# GIVEN EXERCISE
Put the stretch of the material below, from its first line through the line containing "layer-plane-icon[interactable] [511,453,529,463]", both included, into a JSON list of strings with one string per line. Leave out blank lines and any later lines.

# MATERIAL TO PROCESS

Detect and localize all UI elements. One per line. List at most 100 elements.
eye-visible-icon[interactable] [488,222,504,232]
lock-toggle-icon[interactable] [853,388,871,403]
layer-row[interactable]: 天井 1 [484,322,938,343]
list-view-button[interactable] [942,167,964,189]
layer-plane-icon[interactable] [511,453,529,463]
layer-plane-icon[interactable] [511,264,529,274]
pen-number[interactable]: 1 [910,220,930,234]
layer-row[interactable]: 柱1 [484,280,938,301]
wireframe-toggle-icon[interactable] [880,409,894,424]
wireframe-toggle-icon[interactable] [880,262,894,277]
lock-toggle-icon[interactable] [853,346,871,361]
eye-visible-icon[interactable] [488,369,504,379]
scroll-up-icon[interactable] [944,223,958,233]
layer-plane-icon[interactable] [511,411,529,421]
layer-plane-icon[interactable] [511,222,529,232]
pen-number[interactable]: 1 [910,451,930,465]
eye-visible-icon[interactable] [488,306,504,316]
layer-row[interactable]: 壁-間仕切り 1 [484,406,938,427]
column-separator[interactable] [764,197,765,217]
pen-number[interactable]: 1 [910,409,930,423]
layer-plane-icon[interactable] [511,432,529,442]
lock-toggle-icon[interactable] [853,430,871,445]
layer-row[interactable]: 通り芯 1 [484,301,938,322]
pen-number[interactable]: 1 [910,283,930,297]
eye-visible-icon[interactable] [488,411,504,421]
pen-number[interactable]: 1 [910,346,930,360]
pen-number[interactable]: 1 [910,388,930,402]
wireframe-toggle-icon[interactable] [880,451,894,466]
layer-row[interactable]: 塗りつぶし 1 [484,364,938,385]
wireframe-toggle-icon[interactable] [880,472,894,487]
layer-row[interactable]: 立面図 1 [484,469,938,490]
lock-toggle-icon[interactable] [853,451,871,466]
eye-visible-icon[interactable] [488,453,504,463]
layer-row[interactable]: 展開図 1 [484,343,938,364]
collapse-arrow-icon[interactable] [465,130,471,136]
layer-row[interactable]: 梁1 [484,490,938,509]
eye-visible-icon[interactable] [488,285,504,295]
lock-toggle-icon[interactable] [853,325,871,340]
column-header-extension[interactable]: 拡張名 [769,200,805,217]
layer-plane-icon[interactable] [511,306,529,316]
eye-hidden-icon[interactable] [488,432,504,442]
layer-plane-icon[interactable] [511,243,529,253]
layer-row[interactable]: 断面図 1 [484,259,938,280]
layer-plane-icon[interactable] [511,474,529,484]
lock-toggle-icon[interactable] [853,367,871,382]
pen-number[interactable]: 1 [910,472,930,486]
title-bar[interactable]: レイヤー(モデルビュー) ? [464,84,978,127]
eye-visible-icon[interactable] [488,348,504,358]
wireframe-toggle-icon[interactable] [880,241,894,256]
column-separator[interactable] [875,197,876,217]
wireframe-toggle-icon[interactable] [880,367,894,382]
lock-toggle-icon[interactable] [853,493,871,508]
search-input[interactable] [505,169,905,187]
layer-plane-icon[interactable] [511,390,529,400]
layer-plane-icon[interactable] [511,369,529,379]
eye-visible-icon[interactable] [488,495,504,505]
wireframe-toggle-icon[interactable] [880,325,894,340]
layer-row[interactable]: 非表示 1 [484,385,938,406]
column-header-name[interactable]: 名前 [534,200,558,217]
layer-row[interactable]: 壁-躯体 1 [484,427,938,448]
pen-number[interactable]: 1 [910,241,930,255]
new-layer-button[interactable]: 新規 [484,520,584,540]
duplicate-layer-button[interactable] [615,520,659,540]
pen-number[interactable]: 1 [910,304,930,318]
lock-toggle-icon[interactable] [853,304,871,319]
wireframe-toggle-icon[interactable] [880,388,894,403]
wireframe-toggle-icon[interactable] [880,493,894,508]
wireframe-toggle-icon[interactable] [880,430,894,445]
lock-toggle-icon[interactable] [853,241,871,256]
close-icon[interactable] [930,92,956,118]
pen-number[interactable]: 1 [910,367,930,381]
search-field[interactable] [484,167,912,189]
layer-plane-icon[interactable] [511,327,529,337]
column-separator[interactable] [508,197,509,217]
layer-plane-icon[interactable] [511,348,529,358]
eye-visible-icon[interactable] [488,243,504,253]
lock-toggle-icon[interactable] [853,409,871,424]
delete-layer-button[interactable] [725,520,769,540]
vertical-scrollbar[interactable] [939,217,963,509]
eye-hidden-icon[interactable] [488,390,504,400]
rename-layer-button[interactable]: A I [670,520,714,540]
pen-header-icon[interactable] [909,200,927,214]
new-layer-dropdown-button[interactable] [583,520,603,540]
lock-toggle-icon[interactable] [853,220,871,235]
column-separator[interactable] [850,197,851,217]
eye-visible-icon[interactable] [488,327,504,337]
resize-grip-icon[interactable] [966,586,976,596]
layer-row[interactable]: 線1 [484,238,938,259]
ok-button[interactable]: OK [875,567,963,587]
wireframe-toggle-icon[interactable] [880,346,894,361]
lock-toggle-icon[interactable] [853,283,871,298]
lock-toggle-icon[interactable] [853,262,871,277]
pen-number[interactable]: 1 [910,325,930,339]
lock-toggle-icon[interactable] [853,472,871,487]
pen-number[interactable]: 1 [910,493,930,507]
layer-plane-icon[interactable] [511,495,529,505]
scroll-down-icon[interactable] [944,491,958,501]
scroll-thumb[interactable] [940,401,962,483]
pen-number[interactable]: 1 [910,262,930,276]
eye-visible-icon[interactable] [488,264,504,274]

# THE SOLUTION
[
  "Detect and localize all UI elements. One per line. List at most 100 elements.",
  "eye-visible-icon[interactable] [488,222,504,232]",
  "lock-toggle-icon[interactable] [853,388,871,403]",
  "layer-row[interactable]: 天井 1 [484,322,938,343]",
  "list-view-button[interactable] [942,167,964,189]",
  "layer-plane-icon[interactable] [511,453,529,463]"
]